** Aim of the task **
Go through the entries and say how many lines contain the string "name". The number is the whole answer.

** Given information **

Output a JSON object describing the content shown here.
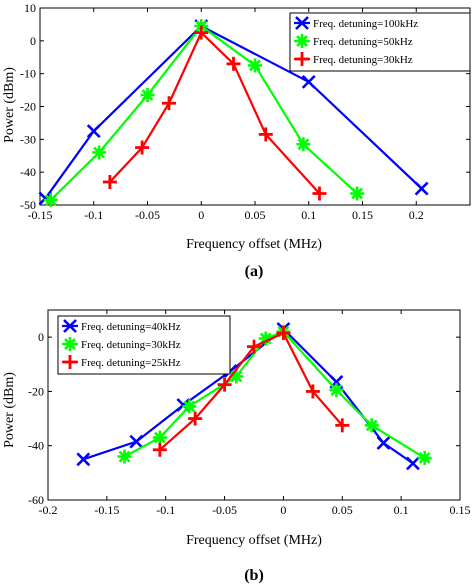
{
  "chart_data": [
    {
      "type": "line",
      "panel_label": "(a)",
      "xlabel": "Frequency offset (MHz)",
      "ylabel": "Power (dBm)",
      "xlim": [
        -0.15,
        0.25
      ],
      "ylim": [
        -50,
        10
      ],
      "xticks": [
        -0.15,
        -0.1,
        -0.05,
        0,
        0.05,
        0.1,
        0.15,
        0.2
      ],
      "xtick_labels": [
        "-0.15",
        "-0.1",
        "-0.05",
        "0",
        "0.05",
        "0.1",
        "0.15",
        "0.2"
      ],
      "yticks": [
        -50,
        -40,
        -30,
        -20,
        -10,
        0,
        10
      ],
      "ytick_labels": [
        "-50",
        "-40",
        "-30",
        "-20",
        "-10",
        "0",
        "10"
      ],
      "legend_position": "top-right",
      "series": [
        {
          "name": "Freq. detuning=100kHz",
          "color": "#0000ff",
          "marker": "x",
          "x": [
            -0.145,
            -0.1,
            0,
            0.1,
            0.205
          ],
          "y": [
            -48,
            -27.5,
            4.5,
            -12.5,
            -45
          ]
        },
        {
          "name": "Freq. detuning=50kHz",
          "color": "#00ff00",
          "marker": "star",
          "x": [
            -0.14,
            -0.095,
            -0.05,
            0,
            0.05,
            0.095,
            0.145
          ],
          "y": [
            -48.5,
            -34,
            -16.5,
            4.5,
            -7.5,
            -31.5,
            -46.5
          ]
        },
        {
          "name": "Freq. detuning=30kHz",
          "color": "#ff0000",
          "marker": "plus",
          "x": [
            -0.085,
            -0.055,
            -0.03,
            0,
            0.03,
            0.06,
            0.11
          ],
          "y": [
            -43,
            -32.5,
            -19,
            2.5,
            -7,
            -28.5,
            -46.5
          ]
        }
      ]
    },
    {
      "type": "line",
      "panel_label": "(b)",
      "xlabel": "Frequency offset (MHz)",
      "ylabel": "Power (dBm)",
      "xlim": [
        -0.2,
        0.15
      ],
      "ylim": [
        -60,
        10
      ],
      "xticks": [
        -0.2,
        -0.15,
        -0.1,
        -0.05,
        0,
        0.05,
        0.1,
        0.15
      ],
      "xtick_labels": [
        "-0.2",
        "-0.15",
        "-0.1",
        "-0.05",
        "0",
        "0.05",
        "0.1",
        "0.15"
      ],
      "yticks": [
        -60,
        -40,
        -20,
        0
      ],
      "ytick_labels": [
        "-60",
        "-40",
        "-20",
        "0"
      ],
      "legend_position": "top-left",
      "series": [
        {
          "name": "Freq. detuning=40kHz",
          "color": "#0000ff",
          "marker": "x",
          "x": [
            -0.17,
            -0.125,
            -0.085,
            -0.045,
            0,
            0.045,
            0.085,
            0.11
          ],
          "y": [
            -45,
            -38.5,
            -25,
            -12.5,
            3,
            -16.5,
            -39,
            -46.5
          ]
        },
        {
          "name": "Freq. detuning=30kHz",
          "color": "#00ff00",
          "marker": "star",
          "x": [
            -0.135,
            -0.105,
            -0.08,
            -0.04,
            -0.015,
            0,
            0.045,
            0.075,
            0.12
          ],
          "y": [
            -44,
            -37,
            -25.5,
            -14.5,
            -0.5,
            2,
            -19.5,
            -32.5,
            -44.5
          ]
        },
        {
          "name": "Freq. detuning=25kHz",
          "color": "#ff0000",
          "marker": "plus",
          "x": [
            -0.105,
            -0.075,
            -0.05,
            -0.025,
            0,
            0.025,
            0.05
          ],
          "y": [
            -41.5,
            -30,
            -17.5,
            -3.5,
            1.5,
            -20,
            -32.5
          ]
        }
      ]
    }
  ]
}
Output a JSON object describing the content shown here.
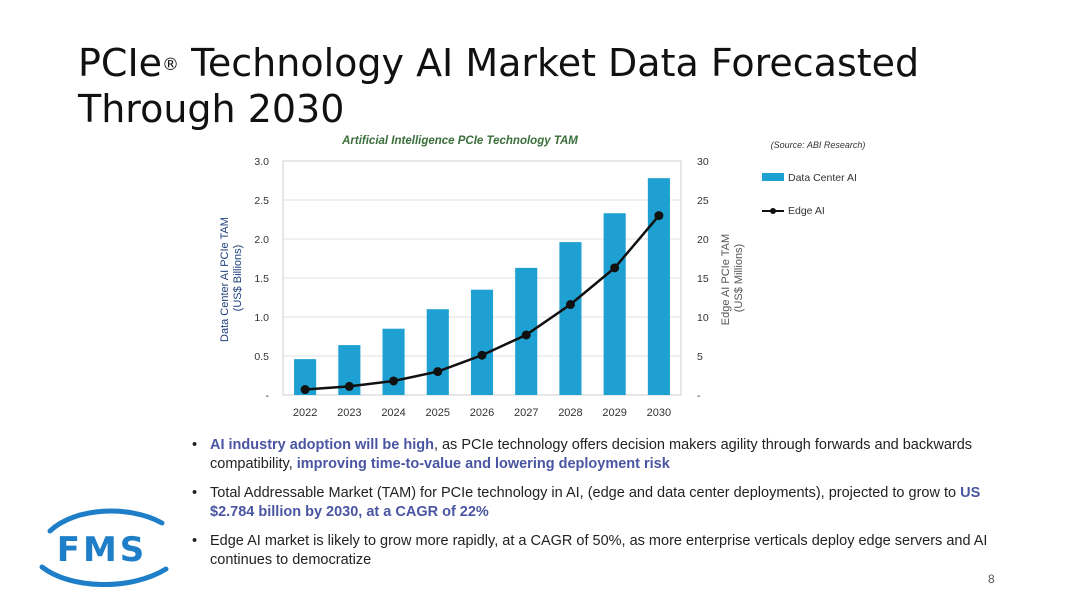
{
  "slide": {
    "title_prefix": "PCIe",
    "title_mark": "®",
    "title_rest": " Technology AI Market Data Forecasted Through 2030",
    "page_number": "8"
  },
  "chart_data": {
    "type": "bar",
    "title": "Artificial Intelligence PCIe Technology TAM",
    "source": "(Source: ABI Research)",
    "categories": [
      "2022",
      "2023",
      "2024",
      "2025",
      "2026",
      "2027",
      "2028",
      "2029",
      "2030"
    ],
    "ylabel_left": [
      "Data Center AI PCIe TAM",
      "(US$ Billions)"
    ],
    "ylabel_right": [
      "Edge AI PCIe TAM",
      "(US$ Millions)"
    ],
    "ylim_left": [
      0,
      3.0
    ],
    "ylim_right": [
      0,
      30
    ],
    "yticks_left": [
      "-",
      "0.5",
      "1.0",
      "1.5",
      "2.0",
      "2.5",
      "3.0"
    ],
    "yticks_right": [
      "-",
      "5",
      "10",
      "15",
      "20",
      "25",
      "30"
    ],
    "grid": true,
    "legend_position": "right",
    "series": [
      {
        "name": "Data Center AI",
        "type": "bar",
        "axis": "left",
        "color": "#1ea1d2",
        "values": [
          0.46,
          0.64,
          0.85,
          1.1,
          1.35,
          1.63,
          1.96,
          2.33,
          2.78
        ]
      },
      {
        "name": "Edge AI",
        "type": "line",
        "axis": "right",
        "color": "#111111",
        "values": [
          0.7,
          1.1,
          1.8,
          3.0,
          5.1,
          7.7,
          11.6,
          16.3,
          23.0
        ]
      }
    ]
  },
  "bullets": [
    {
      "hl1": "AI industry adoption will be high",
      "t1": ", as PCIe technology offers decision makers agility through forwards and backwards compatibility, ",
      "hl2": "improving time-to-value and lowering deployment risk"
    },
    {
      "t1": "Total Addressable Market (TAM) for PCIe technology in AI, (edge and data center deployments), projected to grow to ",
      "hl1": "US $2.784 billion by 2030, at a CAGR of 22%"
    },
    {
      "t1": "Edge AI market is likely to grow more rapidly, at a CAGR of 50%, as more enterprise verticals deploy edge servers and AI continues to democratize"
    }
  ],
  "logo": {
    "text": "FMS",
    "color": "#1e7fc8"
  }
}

** Correct answer **
8